THE EXERCISE. Every line from the one with "Type out the text in this image." to the end of the data needs to be copied exactly, and no line before it.

GIVEN DATA.
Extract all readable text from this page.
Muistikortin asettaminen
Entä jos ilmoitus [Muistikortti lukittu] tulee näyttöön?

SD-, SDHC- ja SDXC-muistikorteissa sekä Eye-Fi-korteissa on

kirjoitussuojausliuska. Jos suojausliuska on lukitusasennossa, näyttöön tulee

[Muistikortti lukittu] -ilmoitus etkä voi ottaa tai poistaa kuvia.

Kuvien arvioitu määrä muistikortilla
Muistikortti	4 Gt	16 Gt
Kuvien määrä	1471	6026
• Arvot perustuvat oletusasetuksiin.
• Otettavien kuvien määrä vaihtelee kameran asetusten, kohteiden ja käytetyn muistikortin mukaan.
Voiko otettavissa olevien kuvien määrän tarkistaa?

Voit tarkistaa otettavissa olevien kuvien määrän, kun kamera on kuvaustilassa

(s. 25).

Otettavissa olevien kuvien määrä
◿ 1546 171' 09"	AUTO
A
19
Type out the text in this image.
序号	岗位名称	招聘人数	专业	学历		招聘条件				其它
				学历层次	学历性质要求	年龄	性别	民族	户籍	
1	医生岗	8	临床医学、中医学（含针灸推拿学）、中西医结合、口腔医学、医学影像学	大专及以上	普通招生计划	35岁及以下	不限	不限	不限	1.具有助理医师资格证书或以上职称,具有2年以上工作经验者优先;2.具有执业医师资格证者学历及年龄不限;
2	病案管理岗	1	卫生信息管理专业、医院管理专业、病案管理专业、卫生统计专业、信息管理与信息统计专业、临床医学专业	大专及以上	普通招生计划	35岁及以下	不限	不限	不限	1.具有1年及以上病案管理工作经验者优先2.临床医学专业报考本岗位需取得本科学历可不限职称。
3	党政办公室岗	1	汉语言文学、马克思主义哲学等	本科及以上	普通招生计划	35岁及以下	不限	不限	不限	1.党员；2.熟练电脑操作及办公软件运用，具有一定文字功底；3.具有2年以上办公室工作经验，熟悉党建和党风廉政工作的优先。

THE RESPONSE.
Type out the text in this image.
序号	岗位名称	招聘人数	专业	学历		招聘条件				其它
				学历层次	学历性质要求	年龄	性别	民族	户籍	
1	医生岗	8	临床医学、中医学（含针灸推拿学）、中西医结合、口腔医学、医学影像学	大专及以上	普通招生计划	35岁及以下	不限	不限	不限	1.具有助理医师资格证书或以上职称,具有2年以上工作经验者优先;2.具有执业医师资格证者学历及年龄不限;
2	病案管理岗	1	卫生信息管理专业、医院管理专业、病案管理专业、卫生统计专业、信息管理与信息统计专业、临床医学专业	大专及以上	普通招生计划	35岁及以下	不限	不限	不限	1.具有1年及以上病案管理工作经验者优先2.临床医学专业报考本岗位需取得本科学历可不限职称。
3	党政办公室岗	1	汉语言文学、马克思主义哲学等	本科及以上	普通招生计划	35岁及以下	不限	不限	不限	1.党员；2.熟练电脑操作及办公软件运用，具有一定文字功底；3.具有2年以上办公室工作经验，熟悉党建和党风廉政工作的优先。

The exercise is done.